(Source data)
-- start --

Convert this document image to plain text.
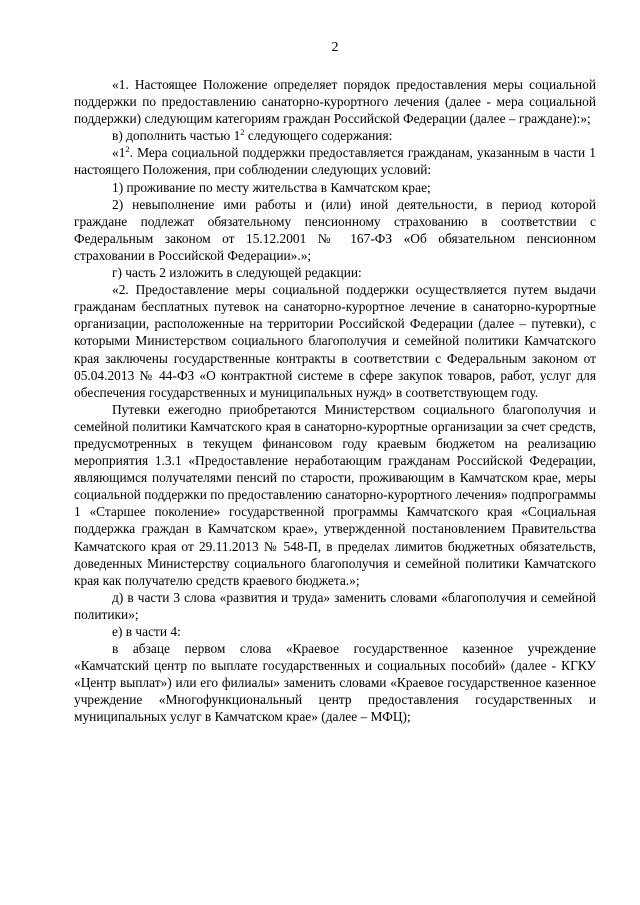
2

«1. Настоящее Положение определяет порядок предоставления меры социальной поддержки по предоставлению санаторно-курортного лечения (далее - мера социальной поддержки) следующим категориям граждан Российской Федерации (далее – граждане):»;

в) дополнить частью $1^2$ следующего содержания:

«$1^2$. Мера социальной поддержки предоставляется гражданам, указанным в части 1 настоящего Положения, при соблюдении следующих условий:

1) проживание по месту жительства в Камчатском крае;

2) невыполнение ими работы и (или) иной деятельности, в период которой граждане подлежат обязательному пенсионному страхованию в соответствии с Федеральным законом от 15.12.2001 № 167-ФЗ «Об обязательном пенсионном страховании в Российской Федерации».»;

г) часть 2 изложить в следующей редакции:

«2. Предоставление меры социальной поддержки осуществляется путем выдачи гражданам бесплатных путевок на санаторно-курортное лечение в санаторно-курортные организации, расположенные на территории Российской Федерации (далее – путевки), с которыми Министерством социального благополучия и семейной политики Камчатского края заключены государственные контракты в соответствии с Федеральным законом от 05.04.2013 № 44-ФЗ «О контрактной системе в сфере закупок товаров, работ, услуг для обеспечения государственных и муниципальных нужд» в соответствующем году.

Путевки ежегодно приобретаются Министерством социального благополучия и семейной политики Камчатского края в санаторно-курортные организации за счет средств, предусмотренных в текущем финансовом году краевым бюджетом на реализацию мероприятия 1.3.1 «Предоставление неработающим гражданам Российской Федерации, являющимся получателями пенсий по старости, проживающим в Камчатском крае, меры социальной поддержки по предоставлению санаторно-курортного лечения» подпрограммы 1 «Старшее поколение» государственной программы Камчатского края «Социальная поддержка граждан в Камчатском крае», утвержденной постановлением Правительства Камчатского края от 29.11.2013 № 548-П, в пределах лимитов бюджетных обязательств, доведенных Министерству социального благополучия и семейной политики Камчатского края как получателю средств краевого бюджета.»;

д) в части 3 слова «развития и труда» заменить словами «благополучия и семейной политики»;

е) в части 4:

в абзаце первом слова «Краевое государственное казенное учреждение «Камчатский центр по выплате государственных и социальных пособий» (далее - КГКУ «Центр выплат») или его филиалы» заменить словами «Краевое государственное казенное учреждение «Многофункциональный центр предоставления государственных и муниципальных услуг в Камчатском крае» (далее – МФЦ);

-- end --

*EXERCISE AIM:* Filter the listing above for the string "словами" and copy every matching line.

*FULL OUTPUT:*
д) в части 3 слова «развития и труда» заменить словами «благополучия и семейной политики»;
в абзаце первом слова «Краевое государственное казенное учреждение «Камчатский центр по выплате государственных и социальных пособий» (далее - КГКУ «Центр выплат») или его филиалы» заменить словами «Краевое государственное казенное учреждение «Многофункциональный центр предоставления государственных и муниципальных услуг в Камчатском крае» (далее – МФЦ);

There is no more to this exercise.